Requirement
Below are the records; pull every line that includes "NASTAVIT".

Data for processing
───
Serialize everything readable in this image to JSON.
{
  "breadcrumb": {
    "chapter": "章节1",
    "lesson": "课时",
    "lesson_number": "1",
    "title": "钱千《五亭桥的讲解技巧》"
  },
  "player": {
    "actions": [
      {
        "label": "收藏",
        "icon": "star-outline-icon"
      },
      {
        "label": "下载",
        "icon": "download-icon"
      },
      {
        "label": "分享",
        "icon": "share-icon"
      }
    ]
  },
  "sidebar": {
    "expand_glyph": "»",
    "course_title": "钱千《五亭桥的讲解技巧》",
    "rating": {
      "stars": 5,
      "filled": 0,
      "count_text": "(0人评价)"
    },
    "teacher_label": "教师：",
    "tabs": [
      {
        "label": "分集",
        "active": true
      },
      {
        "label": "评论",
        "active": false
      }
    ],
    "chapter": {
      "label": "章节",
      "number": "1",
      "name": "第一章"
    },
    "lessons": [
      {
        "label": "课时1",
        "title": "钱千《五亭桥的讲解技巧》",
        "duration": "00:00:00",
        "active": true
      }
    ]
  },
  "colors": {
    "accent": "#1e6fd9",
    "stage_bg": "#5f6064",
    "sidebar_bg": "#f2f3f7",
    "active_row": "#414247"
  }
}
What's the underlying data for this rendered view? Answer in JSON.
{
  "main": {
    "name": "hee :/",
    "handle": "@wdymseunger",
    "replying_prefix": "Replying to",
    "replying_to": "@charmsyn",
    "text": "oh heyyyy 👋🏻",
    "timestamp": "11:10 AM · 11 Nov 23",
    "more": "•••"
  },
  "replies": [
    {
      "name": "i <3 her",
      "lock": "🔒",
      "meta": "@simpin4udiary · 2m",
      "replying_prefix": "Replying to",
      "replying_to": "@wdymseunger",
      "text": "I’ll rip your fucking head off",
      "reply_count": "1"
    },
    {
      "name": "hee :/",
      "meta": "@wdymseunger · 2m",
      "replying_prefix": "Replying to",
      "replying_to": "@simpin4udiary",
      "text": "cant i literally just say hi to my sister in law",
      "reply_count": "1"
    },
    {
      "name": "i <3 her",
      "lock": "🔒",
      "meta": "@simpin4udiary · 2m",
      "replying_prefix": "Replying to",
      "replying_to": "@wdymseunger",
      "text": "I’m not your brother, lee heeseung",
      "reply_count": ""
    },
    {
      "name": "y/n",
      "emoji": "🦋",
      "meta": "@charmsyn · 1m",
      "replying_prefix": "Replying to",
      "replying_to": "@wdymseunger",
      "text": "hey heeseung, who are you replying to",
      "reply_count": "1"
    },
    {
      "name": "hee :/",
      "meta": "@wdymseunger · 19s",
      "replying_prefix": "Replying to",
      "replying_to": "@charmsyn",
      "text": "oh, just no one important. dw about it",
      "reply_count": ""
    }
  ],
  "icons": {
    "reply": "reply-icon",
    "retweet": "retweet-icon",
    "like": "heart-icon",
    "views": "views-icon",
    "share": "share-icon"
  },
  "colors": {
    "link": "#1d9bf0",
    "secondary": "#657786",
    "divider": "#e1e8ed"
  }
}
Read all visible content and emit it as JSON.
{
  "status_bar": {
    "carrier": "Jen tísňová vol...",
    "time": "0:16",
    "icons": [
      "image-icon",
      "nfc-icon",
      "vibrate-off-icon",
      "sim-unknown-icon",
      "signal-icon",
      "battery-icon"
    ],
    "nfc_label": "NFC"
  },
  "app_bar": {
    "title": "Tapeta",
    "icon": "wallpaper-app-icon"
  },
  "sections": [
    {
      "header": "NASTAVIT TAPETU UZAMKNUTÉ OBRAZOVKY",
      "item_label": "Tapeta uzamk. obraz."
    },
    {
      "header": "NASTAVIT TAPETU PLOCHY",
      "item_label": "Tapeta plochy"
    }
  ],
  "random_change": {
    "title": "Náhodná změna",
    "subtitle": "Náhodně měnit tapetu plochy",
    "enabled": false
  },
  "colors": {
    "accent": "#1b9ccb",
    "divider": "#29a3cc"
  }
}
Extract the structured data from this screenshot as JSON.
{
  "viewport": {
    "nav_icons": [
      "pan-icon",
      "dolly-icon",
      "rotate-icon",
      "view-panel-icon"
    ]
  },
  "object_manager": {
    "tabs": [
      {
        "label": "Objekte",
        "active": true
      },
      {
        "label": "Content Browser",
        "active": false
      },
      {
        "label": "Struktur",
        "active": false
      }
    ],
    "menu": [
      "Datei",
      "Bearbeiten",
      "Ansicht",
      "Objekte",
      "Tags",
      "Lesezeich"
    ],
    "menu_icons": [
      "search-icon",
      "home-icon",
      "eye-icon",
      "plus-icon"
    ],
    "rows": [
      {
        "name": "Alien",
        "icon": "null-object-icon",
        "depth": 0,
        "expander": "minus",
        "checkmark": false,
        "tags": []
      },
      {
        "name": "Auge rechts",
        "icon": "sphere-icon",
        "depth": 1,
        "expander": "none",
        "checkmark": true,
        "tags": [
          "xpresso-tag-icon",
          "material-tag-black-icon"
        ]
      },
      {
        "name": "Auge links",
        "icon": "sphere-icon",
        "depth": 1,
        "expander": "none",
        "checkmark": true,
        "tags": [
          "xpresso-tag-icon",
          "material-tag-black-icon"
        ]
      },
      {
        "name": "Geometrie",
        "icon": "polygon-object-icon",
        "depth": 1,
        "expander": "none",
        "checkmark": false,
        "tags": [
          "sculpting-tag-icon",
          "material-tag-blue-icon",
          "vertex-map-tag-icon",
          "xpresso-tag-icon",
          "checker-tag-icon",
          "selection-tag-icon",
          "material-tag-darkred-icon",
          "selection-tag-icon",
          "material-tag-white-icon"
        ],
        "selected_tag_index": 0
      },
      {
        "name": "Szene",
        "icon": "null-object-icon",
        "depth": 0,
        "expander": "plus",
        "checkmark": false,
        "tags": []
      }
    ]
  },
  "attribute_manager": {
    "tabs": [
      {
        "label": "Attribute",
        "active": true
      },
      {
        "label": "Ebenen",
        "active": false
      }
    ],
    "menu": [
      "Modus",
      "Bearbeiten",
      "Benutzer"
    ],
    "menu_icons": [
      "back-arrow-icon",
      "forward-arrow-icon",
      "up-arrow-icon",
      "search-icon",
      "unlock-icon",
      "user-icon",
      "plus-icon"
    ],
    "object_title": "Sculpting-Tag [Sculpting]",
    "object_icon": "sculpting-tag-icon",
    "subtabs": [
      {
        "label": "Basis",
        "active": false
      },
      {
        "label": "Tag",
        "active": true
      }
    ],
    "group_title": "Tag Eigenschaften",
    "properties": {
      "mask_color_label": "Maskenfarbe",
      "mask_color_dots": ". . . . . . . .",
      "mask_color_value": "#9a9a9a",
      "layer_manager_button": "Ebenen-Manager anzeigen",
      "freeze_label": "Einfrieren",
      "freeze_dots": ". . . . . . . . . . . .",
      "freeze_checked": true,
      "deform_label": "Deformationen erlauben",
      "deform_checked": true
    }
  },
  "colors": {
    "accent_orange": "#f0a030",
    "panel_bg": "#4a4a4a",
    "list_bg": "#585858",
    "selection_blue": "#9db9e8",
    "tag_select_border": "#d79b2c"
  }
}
───
The completed task
      "header": "NASTAVIT TAPETU UZAMKNUTÉ OBRAZOVKY",
      "header": "NASTAVIT TAPETU PLOCHY",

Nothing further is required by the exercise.